• **Input data**
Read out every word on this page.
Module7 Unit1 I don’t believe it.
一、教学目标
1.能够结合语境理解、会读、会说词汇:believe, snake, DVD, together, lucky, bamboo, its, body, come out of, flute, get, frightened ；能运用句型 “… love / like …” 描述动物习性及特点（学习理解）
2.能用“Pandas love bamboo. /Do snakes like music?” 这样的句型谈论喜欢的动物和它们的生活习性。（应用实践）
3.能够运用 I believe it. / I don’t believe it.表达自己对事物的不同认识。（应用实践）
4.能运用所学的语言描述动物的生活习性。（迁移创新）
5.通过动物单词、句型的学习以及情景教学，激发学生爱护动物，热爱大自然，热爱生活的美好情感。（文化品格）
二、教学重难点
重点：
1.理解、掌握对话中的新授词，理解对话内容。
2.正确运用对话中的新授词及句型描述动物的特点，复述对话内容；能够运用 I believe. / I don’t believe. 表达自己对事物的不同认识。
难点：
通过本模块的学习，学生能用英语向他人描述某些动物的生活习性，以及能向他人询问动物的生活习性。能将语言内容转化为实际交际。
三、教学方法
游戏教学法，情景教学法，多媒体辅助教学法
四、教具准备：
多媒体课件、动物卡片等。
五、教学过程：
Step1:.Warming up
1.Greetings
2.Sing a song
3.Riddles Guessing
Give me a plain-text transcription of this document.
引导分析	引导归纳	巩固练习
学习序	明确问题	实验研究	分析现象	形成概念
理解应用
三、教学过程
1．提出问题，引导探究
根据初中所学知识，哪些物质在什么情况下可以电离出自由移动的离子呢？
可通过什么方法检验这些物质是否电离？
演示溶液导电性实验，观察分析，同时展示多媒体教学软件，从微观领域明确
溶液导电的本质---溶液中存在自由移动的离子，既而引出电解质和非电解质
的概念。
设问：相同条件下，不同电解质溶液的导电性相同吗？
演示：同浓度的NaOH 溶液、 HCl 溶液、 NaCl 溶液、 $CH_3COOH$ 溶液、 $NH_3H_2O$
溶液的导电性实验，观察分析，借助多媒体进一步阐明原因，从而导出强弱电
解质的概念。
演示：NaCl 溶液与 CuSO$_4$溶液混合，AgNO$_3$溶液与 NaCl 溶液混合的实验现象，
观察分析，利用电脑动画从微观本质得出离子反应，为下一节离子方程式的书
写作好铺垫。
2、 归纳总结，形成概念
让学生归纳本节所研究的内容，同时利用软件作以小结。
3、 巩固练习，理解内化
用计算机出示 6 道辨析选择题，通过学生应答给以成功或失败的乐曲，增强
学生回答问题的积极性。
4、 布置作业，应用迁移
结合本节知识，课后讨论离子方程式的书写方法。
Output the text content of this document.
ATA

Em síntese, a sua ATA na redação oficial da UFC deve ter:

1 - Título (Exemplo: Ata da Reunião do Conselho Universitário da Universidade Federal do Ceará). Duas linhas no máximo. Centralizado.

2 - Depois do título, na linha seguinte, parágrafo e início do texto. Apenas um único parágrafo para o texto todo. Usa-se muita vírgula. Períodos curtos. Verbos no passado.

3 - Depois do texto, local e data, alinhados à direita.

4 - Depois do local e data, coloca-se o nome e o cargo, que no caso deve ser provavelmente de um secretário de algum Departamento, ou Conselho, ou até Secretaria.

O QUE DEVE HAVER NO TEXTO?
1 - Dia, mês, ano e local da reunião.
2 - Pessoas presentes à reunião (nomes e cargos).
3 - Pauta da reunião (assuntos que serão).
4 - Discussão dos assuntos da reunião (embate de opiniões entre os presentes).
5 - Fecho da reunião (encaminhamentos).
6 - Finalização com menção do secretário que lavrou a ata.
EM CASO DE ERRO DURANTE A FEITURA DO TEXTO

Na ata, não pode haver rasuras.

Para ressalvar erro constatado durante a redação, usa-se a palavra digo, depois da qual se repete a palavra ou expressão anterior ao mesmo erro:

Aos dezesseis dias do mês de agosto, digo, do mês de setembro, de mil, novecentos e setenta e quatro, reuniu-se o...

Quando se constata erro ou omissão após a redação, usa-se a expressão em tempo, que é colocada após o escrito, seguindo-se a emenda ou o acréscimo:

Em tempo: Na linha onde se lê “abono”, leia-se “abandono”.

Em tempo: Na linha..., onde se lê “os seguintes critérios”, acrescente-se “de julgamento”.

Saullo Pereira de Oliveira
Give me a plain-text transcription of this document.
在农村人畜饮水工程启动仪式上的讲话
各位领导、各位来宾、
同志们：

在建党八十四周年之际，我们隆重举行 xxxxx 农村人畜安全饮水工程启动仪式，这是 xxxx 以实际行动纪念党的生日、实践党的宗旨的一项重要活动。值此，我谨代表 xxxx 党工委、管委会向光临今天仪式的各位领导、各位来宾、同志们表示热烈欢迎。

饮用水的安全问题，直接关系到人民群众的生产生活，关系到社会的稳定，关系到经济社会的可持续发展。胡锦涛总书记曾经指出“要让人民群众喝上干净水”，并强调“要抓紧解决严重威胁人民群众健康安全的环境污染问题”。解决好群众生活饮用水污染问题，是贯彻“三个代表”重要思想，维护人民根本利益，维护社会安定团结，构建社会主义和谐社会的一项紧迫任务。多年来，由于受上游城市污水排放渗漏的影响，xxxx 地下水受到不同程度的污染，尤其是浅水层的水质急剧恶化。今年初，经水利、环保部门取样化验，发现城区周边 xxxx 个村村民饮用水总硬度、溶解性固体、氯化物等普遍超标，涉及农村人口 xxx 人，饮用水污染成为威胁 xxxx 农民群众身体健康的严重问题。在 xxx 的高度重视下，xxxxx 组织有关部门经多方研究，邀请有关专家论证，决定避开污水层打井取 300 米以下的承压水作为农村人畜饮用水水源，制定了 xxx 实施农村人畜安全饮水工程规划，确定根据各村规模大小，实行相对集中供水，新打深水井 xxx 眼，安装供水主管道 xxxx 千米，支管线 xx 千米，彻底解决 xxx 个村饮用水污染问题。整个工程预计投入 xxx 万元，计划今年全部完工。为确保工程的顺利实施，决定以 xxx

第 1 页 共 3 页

• **Problem**
Write out the listing once more, matching it exactly.

• **Task response**
Read out every word on this page.
Module7 Unit1 I don’t believe it.
一、教学目标
1.能够结合语境理解、会读、会说词汇:believe, snake, DVD, together, lucky, bamboo, its, body, come out of, flute, get, frightened ；能运用句型 “… love / like …” 描述动物习性及特点（学习理解）
2.能用“Pandas love bamboo. /Do snakes like music?” 这样的句型谈论喜欢的动物和它们的生活习性。（应用实践）
3.能够运用 I believe it. / I don’t believe it.表达自己对事物的不同认识。（应用实践）
4.能运用所学的语言描述动物的生活习性。（迁移创新）
5.通过动物单词、句型的学习以及情景教学，激发学生爱护动物，热爱大自然，热爱生活的美好情感。（文化品格）
二、教学重难点
重点：
1.理解、掌握对话中的新授词，理解对话内容。
2.正确运用对话中的新授词及句型描述动物的特点，复述对话内容；能够运用 I believe. / I don’t believe. 表达自己对事物的不同认识。
难点：
通过本模块的学习，学生能用英语向他人描述某些动物的生活习性，以及能向他人询问动物的生活习性。能将语言内容转化为实际交际。
三、教学方法
游戏教学法，情景教学法，多媒体辅助教学法
四、教具准备：
多媒体课件、动物卡片等。
五、教学过程：
Step1:.Warming up
1.Greetings
2.Sing a song
3.Riddles Guessing
Give me a plain-text transcription of this document.
引导分析	引导归纳	巩固练习
学习序	明确问题	实验研究	分析现象	形成概念
理解应用
三、教学过程
1．提出问题，引导探究
根据初中所学知识，哪些物质在什么情况下可以电离出自由移动的离子呢？
可通过什么方法检验这些物质是否电离？
演示溶液导电性实验，观察分析，同时展示多媒体教学软件，从微观领域明确
溶液导电的本质---溶液中存在自由移动的离子，既而引出电解质和非电解质
的概念。
设问：相同条件下，不同电解质溶液的导电性相同吗？
演示：同浓度的NaOH 溶液、 HCl 溶液、 NaCl 溶液、 $CH_3COOH$ 溶液、 $NH_3H_2O$
溶液的导电性实验，观察分析，借助多媒体进一步阐明原因，从而导出强弱电
解质的概念。
演示：NaCl 溶液与 CuSO$_4$溶液混合，AgNO$_3$溶液与 NaCl 溶液混合的实验现象，
观察分析，利用电脑动画从微观本质得出离子反应，为下一节离子方程式的书
写作好铺垫。
2、 归纳总结，形成概念
让学生归纳本节所研究的内容，同时利用软件作以小结。
3、 巩固练习，理解内化
用计算机出示 6 道辨析选择题，通过学生应答给以成功或失败的乐曲，增强
学生回答问题的积极性。
4、 布置作业，应用迁移
结合本节知识，课后讨论离子方程式的书写方法。
Output the text content of this document.
ATA

Em síntese, a sua ATA na redação oficial da UFC deve ter:

1 - Título (Exemplo: Ata da Reunião do Conselho Universitário da Universidade Federal do Ceará). Duas linhas no máximo. Centralizado.

2 - Depois do título, na linha seguinte, parágrafo e início do texto. Apenas um único parágrafo para o texto todo. Usa-se muita vírgula. Períodos curtos. Verbos no passado.

3 - Depois do texto, local e data, alinhados à direita.

4 - Depois do local e data, coloca-se o nome e o cargo, que no caso deve ser provavelmente de um secretário de algum Departamento, ou Conselho, ou até Secretaria.

O QUE DEVE HAVER NO TEXTO?
1 - Dia, mês, ano e local da reunião.
2 - Pessoas presentes à reunião (nomes e cargos).
3 - Pauta da reunião (assuntos que serão).
4 - Discussão dos assuntos da reunião (embate de opiniões entre os presentes).
5 - Fecho da reunião (encaminhamentos).
6 - Finalização com menção do secretário que lavrou a ata.
EM CASO DE ERRO DURANTE A FEITURA DO TEXTO

Na ata, não pode haver rasuras.

Para ressalvar erro constatado durante a redação, usa-se a palavra digo, depois da qual se repete a palavra ou expressão anterior ao mesmo erro:

Aos dezesseis dias do mês de agosto, digo, do mês de setembro, de mil, novecentos e setenta e quatro, reuniu-se o...

Quando se constata erro ou omissão após a redação, usa-se a expressão em tempo, que é colocada após o escrito, seguindo-se a emenda ou o acréscimo:

Em tempo: Na linha onde se lê “abono”, leia-se “abandono”.

Em tempo: Na linha..., onde se lê “os seguintes critérios”, acrescente-se “de julgamento”.

Saullo Pereira de Oliveira
Give me a plain-text transcription of this document.
在农村人畜饮水工程启动仪式上的讲话
各位领导、各位来宾、
同志们：

在建党八十四周年之际，我们隆重举行 xxxxx 农村人畜安全饮水工程启动仪式，这是 xxxx 以实际行动纪念党的生日、实践党的宗旨的一项重要活动。值此，我谨代表 xxxx 党工委、管委会向光临今天仪式的各位领导、各位来宾、同志们表示热烈欢迎。

饮用水的安全问题，直接关系到人民群众的生产生活，关系到社会的稳定，关系到经济社会的可持续发展。胡锦涛总书记曾经指出“要让人民群众喝上干净水”，并强调“要抓紧解决严重威胁人民群众健康安全的环境污染问题”。解决好群众生活饮用水污染问题，是贯彻“三个代表”重要思想，维护人民根本利益，维护社会安定团结，构建社会主义和谐社会的一项紧迫任务。多年来，由于受上游城市污水排放渗漏的影响，xxxx 地下水受到不同程度的污染，尤其是浅水层的水质急剧恶化。今年初，经水利、环保部门取样化验，发现城区周边 xxxx 个村村民饮用水总硬度、溶解性固体、氯化物等普遍超标，涉及农村人口 xxx 人，饮用水污染成为威胁 xxxx 农民群众身体健康的严重问题。在 xxx 的高度重视下，xxxxx 组织有关部门经多方研究，邀请有关专家论证，决定避开污水层打井取 300 米以下的承压水作为农村人畜饮用水水源，制定了 xxx 实施农村人畜安全饮水工程规划，确定根据各村规模大小，实行相对集中供水，新打深水井 xxx 眼，安装供水主管道 xxxx 千米，支管线 xx 千米，彻底解决 xxx 个村饮用水污染问题。整个工程预计投入 xxx 万元，计划今年全部完工。为确保工程的顺利实施，决定以 xxx

第 1 页 共 3 页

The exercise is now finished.